▶ TASK INSTRUCTIONS
In the entries below, find the lines with the word "included" and copy them.

>> start THE INPUT

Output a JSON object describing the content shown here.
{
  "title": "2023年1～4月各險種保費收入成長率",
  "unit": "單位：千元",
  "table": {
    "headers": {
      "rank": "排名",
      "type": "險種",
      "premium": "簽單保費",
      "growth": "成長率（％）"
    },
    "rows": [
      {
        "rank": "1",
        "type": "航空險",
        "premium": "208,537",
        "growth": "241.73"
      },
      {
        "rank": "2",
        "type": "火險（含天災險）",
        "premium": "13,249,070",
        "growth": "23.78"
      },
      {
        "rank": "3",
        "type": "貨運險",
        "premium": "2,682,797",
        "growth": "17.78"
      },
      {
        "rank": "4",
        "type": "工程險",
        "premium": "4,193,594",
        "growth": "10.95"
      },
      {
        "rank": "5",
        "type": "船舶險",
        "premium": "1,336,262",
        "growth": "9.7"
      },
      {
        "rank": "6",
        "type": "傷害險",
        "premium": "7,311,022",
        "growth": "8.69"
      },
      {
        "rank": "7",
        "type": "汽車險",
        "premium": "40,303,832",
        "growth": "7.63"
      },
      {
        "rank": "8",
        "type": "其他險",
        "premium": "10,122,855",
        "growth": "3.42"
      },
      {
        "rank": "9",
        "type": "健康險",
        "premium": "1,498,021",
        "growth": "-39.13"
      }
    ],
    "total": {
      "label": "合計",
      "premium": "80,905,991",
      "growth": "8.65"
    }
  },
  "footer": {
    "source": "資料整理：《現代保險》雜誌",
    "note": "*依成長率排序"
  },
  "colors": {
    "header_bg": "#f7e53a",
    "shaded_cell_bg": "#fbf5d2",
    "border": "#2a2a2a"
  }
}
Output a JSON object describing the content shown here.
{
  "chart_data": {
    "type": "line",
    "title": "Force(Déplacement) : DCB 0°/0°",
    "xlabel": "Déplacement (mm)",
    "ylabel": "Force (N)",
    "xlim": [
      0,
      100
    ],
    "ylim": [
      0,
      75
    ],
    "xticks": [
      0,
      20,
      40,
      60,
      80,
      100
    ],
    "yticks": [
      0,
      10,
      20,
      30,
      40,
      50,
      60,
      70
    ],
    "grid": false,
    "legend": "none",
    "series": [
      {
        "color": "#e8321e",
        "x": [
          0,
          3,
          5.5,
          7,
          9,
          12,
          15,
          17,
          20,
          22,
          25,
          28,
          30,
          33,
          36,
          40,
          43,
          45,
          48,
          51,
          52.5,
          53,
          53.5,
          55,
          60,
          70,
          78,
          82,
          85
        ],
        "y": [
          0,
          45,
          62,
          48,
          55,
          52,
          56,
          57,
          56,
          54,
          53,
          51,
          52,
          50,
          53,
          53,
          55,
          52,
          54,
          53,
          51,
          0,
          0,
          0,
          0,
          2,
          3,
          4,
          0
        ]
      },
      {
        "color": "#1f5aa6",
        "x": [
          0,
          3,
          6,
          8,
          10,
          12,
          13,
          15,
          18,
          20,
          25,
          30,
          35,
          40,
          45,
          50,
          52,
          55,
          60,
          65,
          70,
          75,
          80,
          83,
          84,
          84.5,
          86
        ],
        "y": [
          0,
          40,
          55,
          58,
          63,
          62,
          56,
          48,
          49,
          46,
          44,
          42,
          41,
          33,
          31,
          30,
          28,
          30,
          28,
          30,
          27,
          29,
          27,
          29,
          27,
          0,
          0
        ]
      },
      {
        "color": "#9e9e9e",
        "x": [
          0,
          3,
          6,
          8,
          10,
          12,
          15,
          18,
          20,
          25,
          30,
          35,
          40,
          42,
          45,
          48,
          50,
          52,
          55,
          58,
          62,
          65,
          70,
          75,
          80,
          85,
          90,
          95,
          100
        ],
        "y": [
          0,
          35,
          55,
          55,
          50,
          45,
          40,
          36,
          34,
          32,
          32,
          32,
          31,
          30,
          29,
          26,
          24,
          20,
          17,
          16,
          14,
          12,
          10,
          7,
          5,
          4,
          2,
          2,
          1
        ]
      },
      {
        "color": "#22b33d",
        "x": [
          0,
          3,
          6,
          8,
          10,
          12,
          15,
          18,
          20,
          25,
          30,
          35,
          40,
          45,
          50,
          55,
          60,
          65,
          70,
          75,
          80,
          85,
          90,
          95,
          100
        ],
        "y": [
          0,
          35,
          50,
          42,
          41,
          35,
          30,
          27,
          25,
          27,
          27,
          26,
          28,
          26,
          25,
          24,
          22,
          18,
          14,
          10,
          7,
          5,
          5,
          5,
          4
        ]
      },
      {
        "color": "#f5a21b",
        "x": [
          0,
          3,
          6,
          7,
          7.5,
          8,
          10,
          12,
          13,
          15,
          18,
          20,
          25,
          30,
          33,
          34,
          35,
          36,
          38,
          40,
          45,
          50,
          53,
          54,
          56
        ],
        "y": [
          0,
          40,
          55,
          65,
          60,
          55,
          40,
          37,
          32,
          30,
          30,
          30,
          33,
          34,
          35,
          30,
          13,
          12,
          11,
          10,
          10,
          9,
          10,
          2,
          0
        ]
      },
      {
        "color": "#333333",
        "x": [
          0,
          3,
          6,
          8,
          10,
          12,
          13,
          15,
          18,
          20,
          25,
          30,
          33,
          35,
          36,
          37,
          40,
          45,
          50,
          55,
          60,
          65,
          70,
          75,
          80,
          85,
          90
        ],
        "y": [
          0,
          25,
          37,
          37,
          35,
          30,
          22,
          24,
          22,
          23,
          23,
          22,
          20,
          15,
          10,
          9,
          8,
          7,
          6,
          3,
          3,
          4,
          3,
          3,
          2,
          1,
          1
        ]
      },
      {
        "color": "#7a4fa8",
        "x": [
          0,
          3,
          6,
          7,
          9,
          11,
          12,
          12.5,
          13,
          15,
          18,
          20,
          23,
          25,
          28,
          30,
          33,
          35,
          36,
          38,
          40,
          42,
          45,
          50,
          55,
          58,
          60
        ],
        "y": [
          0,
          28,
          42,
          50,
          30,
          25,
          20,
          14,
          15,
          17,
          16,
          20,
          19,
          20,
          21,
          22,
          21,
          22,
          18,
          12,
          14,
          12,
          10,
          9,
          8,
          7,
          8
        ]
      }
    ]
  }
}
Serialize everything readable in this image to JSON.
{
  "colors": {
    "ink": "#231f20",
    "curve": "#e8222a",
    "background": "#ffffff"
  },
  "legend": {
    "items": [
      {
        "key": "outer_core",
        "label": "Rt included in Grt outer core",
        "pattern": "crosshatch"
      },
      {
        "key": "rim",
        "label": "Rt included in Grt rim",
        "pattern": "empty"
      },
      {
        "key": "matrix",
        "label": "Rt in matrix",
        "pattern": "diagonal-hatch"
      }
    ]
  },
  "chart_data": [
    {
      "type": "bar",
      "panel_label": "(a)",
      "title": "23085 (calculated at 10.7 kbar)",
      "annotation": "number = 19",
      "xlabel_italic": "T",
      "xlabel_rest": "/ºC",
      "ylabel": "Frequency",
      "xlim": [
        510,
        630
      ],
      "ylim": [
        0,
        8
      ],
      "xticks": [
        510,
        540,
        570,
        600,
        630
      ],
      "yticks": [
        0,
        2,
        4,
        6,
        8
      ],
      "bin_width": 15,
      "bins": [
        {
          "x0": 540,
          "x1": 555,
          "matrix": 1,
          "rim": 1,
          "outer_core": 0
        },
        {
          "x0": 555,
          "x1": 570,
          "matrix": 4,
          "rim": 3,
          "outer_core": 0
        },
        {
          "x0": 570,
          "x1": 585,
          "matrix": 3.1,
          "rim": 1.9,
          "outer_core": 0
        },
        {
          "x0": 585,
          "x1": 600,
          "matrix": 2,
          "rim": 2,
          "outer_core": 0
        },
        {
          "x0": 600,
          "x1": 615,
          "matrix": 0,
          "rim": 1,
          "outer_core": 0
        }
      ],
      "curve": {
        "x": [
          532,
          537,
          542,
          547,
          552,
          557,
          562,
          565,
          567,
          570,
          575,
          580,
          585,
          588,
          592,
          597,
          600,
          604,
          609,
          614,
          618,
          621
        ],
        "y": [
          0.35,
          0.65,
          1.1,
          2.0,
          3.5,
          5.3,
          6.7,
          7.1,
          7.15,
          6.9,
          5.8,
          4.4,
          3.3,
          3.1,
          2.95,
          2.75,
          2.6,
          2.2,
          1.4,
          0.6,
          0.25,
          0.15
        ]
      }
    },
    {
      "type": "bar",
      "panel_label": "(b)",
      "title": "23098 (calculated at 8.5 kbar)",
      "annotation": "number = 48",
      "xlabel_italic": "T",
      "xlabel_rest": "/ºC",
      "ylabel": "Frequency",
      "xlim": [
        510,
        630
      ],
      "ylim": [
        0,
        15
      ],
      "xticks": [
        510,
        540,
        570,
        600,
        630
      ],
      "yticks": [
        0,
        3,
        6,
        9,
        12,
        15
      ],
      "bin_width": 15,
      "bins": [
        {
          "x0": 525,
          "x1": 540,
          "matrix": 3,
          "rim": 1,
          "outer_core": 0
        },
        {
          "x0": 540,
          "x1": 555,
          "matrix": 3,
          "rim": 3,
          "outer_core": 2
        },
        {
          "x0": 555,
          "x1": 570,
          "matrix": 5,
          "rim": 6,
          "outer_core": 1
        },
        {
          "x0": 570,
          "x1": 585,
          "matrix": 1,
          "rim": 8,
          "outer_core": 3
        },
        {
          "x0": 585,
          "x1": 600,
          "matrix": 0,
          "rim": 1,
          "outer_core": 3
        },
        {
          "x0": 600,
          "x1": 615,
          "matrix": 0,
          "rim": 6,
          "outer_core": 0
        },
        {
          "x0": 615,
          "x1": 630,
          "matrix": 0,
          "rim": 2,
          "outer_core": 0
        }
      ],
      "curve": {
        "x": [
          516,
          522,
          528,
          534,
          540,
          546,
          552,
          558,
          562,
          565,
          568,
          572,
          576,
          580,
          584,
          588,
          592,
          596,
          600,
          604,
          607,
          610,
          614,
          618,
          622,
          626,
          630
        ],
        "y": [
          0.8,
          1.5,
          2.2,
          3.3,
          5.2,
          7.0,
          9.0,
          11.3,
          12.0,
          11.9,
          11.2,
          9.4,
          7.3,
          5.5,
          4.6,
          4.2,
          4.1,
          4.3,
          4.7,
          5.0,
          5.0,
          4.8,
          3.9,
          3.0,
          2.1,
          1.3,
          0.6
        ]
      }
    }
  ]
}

>> end THE INPUT

▶ THE RESULT
        "label": "Rt included in Grt outer core",
        "label": "Rt included in Grt rim",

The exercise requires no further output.